**Task prompt**:
Copy each line that contains the word "with".

━━━ Input records

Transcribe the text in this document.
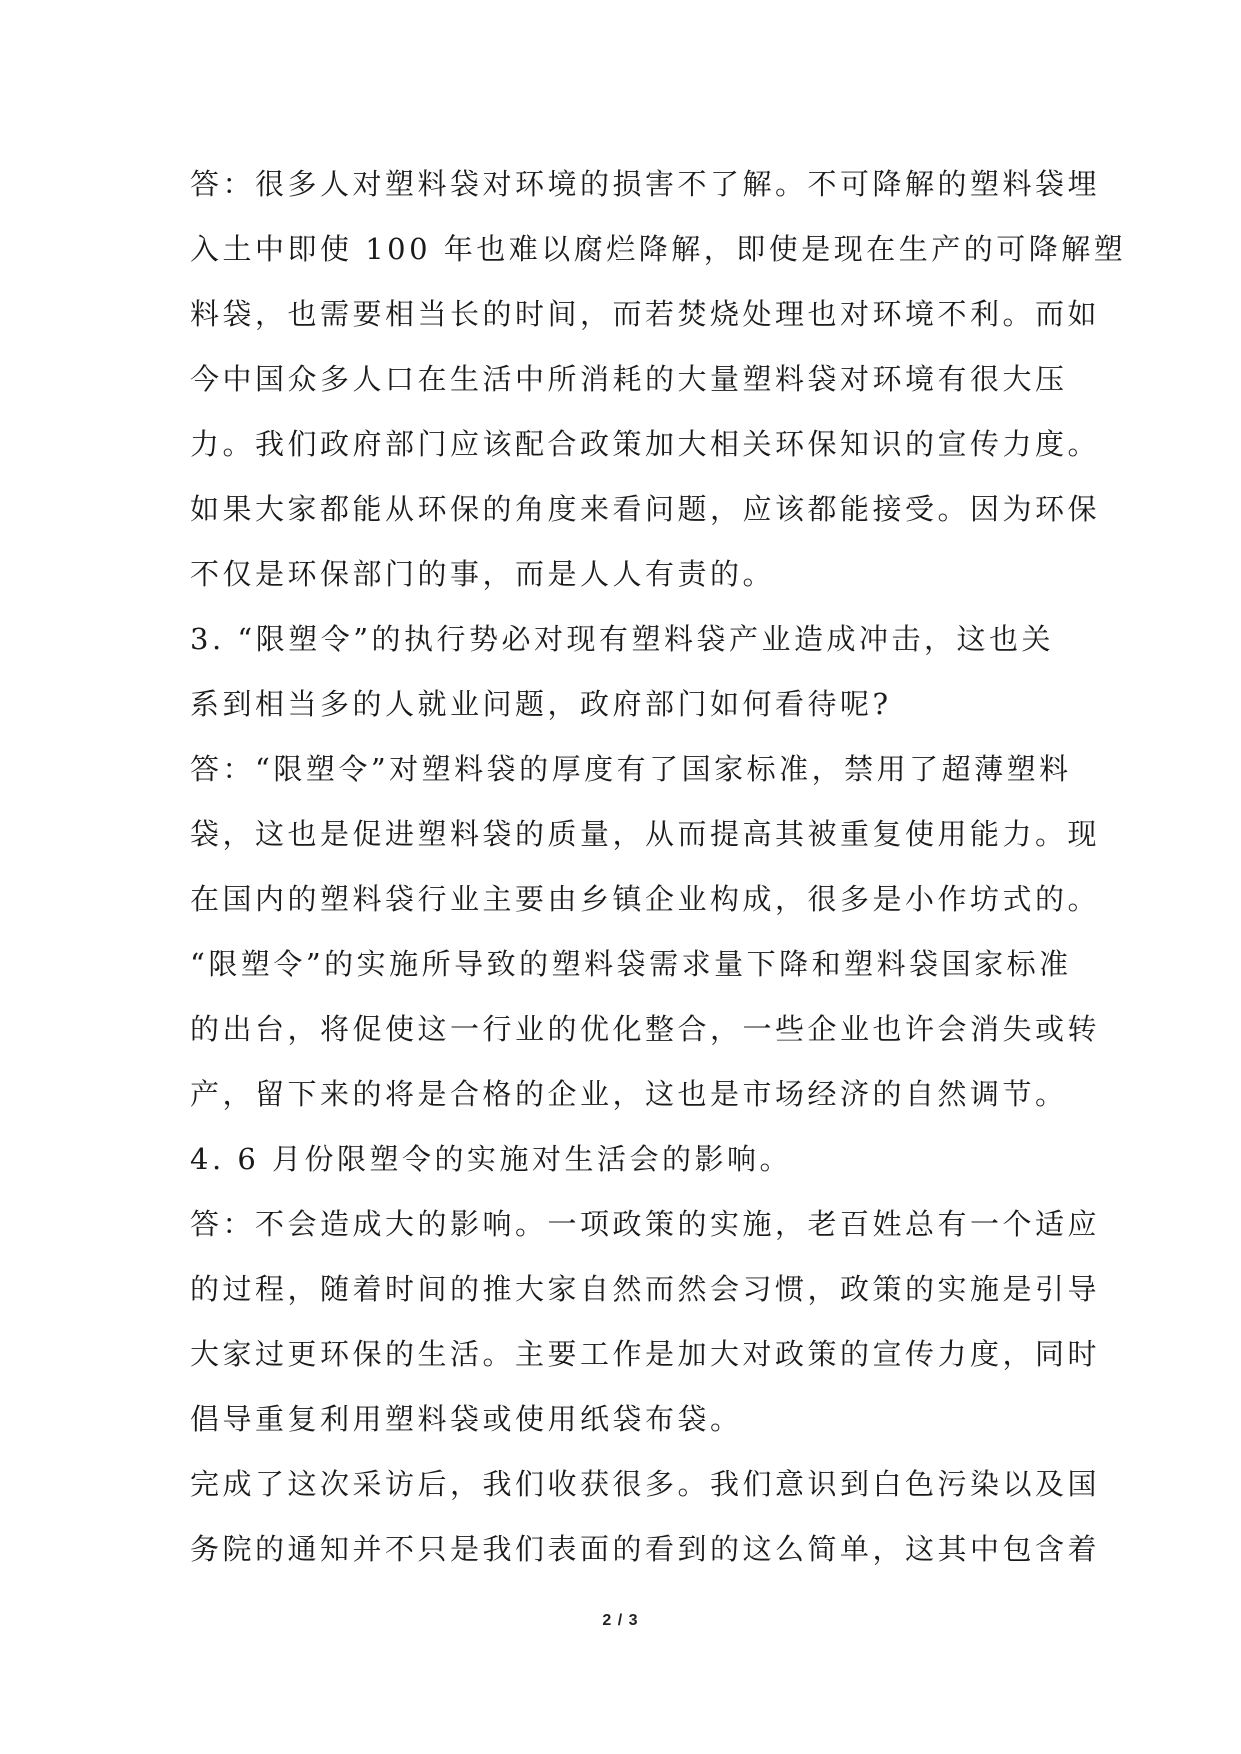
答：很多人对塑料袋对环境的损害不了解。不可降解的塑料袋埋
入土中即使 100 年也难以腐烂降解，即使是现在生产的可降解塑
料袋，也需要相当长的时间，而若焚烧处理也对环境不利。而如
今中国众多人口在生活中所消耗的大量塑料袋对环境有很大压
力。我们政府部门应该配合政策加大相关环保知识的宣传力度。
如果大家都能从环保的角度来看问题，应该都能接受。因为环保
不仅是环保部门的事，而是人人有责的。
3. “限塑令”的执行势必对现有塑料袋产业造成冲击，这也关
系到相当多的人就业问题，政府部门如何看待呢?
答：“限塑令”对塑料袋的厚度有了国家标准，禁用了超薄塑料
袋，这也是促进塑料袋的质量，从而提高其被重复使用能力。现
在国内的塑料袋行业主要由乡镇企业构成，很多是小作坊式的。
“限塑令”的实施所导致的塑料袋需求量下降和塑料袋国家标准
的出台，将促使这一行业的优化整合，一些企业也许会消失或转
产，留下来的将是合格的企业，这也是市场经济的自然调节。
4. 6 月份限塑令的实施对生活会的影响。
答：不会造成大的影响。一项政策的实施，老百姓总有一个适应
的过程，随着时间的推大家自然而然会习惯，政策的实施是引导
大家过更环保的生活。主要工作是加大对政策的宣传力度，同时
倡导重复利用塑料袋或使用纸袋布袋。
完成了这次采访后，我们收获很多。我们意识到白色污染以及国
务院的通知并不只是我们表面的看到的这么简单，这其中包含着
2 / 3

━━━━━━
━━━ Input records

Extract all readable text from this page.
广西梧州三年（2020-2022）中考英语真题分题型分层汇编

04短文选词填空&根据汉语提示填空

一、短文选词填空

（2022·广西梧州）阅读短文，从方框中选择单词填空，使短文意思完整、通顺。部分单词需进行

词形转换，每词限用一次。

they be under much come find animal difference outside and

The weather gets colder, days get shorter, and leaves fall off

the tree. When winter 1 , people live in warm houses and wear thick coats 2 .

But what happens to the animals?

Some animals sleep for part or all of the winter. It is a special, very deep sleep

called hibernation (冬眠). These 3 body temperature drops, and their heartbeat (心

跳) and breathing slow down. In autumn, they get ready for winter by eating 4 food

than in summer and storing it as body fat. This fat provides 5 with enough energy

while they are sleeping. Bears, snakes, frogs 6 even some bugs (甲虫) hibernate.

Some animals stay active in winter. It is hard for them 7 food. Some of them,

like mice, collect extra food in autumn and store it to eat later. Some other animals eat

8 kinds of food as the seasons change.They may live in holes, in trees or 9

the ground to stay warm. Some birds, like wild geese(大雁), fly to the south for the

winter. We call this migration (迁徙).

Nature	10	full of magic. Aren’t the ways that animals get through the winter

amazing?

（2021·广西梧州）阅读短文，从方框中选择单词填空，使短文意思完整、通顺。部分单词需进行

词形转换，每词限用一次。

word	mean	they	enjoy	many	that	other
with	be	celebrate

━━━━━━
━━━ Input records

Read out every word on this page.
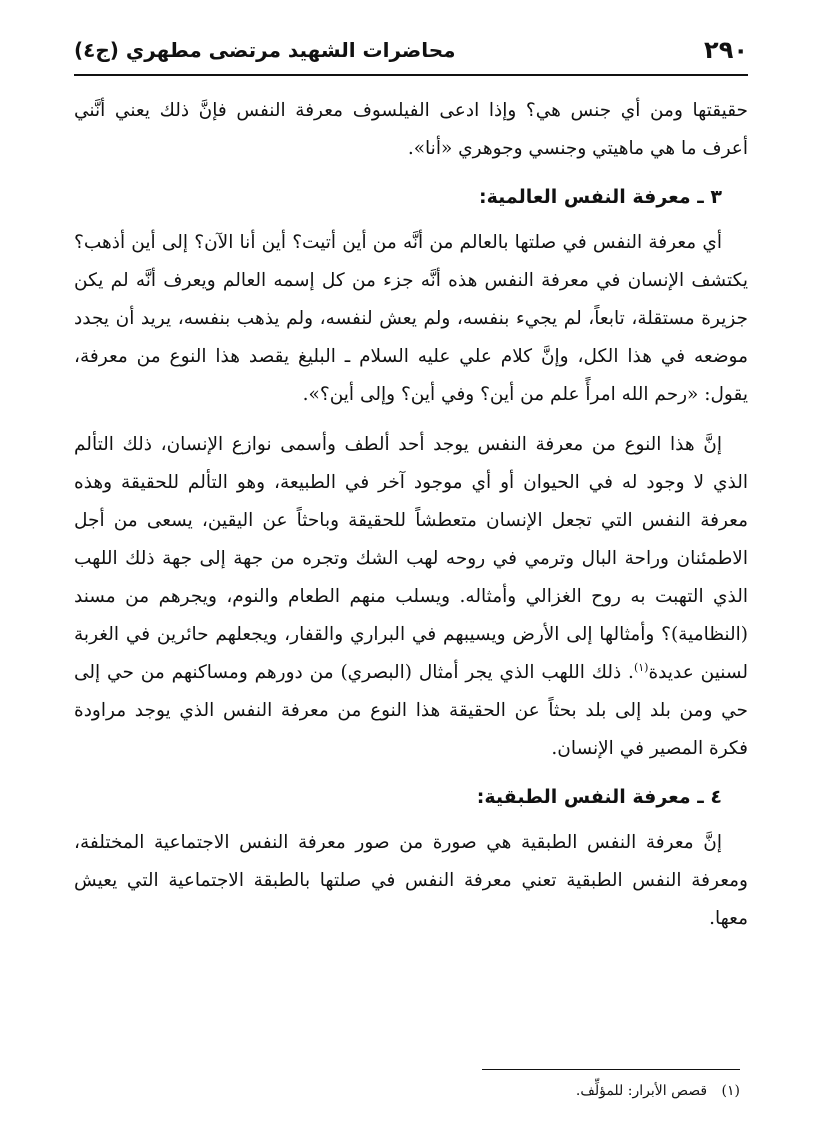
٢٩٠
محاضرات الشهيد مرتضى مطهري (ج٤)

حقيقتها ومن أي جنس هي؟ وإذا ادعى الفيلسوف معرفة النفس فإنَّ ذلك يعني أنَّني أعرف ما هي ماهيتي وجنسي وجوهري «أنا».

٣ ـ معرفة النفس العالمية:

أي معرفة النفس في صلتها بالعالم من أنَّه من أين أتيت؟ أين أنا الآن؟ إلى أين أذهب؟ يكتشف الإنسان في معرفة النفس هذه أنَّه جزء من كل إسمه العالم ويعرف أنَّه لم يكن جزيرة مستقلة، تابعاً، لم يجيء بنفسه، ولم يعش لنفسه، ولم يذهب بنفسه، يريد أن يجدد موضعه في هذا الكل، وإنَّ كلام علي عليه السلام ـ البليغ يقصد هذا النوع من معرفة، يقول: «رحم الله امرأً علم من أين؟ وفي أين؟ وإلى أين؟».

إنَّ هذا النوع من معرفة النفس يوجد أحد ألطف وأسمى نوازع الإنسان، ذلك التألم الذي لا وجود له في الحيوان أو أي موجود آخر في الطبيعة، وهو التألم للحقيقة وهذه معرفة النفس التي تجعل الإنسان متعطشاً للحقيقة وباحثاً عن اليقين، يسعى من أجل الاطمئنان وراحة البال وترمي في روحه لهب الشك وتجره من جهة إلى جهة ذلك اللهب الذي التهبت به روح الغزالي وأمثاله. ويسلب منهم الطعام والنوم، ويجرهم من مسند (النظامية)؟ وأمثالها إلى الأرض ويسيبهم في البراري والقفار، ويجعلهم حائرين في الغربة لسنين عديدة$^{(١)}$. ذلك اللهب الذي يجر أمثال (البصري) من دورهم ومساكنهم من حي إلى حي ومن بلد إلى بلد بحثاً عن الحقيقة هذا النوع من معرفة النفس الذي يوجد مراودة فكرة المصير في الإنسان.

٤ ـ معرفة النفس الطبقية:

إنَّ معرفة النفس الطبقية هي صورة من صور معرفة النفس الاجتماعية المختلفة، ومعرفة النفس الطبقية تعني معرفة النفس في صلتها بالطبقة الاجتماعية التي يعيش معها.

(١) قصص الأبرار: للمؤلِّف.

━━━━━━

**Response to this task**:
than in summer and storing it as body fat. This fat provides 5 with enough energy
with	be	celebrate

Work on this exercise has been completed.